**OBJECTIVE**
List the lines of this listing that hold the word "name".

┄┄┄┄┄┄┄┄┄┄

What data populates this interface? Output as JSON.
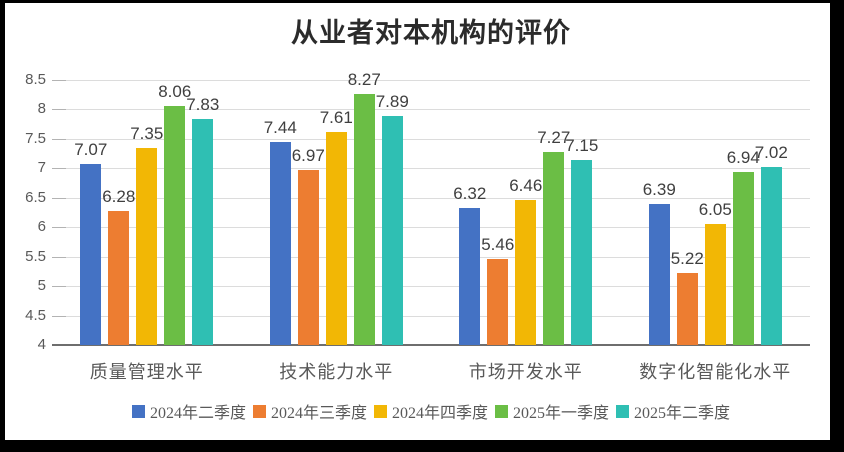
{
  "chart_data": {
    "type": "bar",
    "title": "从业者对本机构的评价",
    "categories": [
      "质量管理水平",
      "技术能力水平",
      "市场开发水平",
      "数字化智能化水平"
    ],
    "series": [
      {
        "name": "2024年二季度",
        "color": "#4472C4",
        "values": [
          7.07,
          7.44,
          6.32,
          6.39
        ]
      },
      {
        "name": "2024年三季度",
        "color": "#ED7D31",
        "values": [
          6.28,
          6.97,
          5.46,
          5.22
        ]
      },
      {
        "name": "2024年四季度",
        "color": "#F2B705",
        "values": [
          7.35,
          7.61,
          6.46,
          6.05
        ]
      },
      {
        "name": "2025年一季度",
        "color": "#6BBE45",
        "values": [
          8.06,
          8.27,
          7.27,
          6.94
        ]
      },
      {
        "name": "2025年二季度",
        "color": "#2FBFB3",
        "values": [
          7.83,
          7.89,
          7.15,
          7.02
        ]
      }
    ],
    "ylim": [
      4,
      8.5
    ],
    "yticks": [
      8.5,
      8,
      7.5,
      7,
      6.5,
      6,
      5.5,
      5,
      4.5,
      4
    ],
    "xlabel": "",
    "ylabel": "",
    "grid": true,
    "data_labels": true,
    "legend_position": "bottom",
    "colors": {
      "frame_border": "#000000",
      "chart_background": "#ffffff",
      "gridline": "#dcdcdc",
      "axis_line": "#6e6e6e",
      "title_text": "#2b2b2b",
      "axis_text": "#595959",
      "data_label_text": "#3f3f3f"
    }
  }
}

┄┄┄┄┄┄┄┄┄┄

**RESPONSE FOR THIS EXERCISE**
        "name": "2024年二季度",
        "name": "2024年三季度",
        "name": "2024年四季度",
        "name": "2025年一季度",
        "name": "2025年二季度",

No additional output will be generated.